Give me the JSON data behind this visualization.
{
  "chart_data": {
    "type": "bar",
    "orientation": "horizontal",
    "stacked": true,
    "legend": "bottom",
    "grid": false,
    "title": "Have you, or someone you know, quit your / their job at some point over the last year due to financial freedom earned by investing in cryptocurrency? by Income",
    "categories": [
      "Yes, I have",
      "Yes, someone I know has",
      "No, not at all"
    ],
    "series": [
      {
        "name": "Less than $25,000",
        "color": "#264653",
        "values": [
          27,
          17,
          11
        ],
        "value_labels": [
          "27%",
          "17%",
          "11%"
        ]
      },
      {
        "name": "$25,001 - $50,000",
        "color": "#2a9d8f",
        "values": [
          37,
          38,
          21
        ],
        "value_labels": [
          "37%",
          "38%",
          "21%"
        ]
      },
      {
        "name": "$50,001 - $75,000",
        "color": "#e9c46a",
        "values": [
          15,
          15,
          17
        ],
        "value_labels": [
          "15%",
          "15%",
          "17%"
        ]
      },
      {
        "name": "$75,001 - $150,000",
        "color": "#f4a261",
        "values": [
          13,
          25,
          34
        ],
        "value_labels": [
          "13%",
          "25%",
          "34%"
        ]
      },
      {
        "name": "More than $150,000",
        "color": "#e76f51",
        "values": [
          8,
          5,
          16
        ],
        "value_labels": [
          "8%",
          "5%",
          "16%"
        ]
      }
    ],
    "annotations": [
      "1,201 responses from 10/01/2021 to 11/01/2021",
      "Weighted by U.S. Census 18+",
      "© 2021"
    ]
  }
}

> Exercise
Restate every record exactly, leaving nothing out.

> Result of this task
Give me the JSON data behind this visualization.
{
  "chart_data": {
    "type": "bar",
    "orientation": "horizontal",
    "stacked": true,
    "legend": "bottom",
    "grid": false,
    "title": "Have you, or someone you know, quit your / their job at some point over the last year due to financial freedom earned by investing in cryptocurrency? by Income",
    "categories": [
      "Yes, I have",
      "Yes, someone I know has",
      "No, not at all"
    ],
    "series": [
      {
        "name": "Less than $25,000",
        "color": "#264653",
        "values": [
          27,
          17,
          11
        ],
        "value_labels": [
          "27%",
          "17%",
          "11%"
        ]
      },
      {
        "name": "$25,001 - $50,000",
        "color": "#2a9d8f",
        "values": [
          37,
          38,
          21
        ],
        "value_labels": [
          "37%",
          "38%",
          "21%"
        ]
      },
      {
        "name": "$50,001 - $75,000",
        "color": "#e9c46a",
        "values": [
          15,
          15,
          17
        ],
        "value_labels": [
          "15%",
          "15%",
          "17%"
        ]
      },
      {
        "name": "$75,001 - $150,000",
        "color": "#f4a261",
        "values": [
          13,
          25,
          34
        ],
        "value_labels": [
          "13%",
          "25%",
          "34%"
        ]
      },
      {
        "name": "More than $150,000",
        "color": "#e76f51",
        "values": [
          8,
          5,
          16
        ],
        "value_labels": [
          "8%",
          "5%",
          "16%"
        ]
      }
    ],
    "annotations": [
      "1,201 responses from 10/01/2021 to 11/01/2021",
      "Weighted by U.S. Census 18+",
      "© 2021"
    ]
  }
}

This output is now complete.